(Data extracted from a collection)
########################################

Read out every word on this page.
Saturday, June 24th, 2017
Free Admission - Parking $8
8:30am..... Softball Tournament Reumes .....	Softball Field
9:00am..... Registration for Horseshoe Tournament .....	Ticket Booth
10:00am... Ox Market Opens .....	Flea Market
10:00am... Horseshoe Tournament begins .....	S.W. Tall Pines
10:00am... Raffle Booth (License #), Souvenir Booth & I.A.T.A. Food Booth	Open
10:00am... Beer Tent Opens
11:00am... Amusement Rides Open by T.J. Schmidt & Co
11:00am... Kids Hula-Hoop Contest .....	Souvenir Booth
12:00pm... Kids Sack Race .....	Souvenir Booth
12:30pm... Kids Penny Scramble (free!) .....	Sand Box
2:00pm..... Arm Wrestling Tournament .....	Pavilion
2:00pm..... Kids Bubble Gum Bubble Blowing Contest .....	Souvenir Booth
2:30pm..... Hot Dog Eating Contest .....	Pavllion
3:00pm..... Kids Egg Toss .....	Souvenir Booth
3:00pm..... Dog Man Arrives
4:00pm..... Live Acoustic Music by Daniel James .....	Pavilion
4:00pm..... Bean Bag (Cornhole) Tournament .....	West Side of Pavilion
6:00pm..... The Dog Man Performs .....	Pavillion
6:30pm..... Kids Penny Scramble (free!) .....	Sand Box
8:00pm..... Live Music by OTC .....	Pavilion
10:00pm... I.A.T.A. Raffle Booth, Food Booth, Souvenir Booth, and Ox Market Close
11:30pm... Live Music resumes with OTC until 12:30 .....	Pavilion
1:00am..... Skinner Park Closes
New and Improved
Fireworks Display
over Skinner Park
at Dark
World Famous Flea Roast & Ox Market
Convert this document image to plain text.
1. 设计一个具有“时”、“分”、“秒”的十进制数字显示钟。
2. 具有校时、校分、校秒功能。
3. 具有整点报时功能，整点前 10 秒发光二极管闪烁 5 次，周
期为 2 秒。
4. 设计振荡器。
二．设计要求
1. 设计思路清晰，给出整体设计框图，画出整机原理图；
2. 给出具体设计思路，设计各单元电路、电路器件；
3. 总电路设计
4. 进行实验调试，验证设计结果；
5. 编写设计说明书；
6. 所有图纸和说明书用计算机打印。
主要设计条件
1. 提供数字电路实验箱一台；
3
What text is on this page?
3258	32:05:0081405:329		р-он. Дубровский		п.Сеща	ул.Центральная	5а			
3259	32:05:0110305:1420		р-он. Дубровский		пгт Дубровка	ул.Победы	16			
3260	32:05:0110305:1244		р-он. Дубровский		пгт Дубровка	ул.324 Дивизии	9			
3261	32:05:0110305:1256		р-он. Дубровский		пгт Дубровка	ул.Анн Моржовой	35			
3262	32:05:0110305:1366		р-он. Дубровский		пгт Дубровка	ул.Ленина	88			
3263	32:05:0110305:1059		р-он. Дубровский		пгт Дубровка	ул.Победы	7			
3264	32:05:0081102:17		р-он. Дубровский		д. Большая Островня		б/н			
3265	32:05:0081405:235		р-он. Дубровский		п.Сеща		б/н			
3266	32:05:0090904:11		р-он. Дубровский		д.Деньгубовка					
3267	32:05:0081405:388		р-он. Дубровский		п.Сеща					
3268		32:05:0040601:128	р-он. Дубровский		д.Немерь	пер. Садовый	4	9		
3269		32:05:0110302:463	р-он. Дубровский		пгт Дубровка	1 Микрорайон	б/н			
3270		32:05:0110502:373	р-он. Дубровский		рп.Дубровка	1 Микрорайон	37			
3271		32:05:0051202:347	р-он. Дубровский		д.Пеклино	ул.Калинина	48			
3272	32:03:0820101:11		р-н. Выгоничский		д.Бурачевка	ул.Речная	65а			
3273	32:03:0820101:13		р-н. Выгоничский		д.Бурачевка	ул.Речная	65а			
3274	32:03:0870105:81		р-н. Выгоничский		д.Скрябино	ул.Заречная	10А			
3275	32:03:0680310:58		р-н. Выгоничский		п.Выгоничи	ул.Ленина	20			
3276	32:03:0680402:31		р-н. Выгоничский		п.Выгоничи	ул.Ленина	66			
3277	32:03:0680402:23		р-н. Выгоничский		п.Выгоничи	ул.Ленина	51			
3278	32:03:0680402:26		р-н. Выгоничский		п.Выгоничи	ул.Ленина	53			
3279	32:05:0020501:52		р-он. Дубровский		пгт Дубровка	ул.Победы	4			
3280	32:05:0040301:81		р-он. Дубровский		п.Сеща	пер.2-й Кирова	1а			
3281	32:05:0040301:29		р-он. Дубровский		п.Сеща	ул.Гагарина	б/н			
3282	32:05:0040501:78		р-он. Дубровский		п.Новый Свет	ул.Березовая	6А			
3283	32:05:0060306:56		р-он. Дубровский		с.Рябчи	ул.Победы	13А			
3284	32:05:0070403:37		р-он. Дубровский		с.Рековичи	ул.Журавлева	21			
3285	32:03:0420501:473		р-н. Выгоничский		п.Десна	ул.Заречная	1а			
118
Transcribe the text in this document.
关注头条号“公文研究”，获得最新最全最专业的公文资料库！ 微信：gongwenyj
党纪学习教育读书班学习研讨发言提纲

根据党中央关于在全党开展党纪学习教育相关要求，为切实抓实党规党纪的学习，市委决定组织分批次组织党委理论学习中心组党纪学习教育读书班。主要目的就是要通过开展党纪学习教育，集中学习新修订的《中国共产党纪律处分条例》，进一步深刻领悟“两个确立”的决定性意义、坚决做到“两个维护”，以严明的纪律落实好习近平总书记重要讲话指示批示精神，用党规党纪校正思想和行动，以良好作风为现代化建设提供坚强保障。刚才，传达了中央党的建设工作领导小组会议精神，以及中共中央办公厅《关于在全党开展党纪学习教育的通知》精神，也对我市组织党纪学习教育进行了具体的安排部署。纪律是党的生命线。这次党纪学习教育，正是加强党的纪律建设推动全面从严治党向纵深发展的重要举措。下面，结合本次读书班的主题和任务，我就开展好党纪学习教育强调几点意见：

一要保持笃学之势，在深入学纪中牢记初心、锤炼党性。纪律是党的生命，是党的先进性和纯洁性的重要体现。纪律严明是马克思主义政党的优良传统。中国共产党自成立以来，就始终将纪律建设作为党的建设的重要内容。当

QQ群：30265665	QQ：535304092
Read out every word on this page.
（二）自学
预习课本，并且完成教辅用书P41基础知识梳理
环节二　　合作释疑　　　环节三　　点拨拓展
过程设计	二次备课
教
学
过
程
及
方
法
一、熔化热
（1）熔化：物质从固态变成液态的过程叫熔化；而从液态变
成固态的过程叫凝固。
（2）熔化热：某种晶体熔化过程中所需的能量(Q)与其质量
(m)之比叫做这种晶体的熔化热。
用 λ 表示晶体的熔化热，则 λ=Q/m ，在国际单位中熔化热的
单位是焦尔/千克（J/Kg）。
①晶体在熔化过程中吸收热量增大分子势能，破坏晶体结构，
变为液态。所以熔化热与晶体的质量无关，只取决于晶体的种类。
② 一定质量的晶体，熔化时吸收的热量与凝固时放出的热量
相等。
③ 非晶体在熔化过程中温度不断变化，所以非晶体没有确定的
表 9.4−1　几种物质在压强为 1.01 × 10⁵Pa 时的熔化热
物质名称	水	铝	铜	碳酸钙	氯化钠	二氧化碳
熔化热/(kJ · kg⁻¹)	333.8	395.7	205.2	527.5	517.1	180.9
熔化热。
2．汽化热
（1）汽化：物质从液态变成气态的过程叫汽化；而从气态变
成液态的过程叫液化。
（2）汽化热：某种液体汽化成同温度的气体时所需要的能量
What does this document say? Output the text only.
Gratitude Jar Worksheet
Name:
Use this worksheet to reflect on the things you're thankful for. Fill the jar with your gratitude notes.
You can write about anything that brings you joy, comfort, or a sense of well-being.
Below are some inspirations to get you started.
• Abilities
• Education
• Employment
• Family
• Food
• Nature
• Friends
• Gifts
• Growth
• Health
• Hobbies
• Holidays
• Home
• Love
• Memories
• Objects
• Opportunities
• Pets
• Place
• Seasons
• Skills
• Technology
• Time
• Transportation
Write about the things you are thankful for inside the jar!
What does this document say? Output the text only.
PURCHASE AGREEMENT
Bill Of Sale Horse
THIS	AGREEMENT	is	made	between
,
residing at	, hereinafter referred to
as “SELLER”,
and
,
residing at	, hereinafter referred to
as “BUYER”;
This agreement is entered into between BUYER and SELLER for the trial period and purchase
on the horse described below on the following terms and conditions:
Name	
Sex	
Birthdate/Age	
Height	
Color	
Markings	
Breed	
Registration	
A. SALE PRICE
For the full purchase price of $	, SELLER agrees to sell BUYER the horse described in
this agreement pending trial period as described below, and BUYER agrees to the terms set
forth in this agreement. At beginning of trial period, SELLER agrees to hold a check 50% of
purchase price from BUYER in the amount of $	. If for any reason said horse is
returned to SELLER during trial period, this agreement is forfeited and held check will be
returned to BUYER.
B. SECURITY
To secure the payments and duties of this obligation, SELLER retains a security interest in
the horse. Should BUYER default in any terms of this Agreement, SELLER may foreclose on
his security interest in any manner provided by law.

########################################

Objective:
Report how many lines in these entries contain "text". Answer with the number only.

The output:
5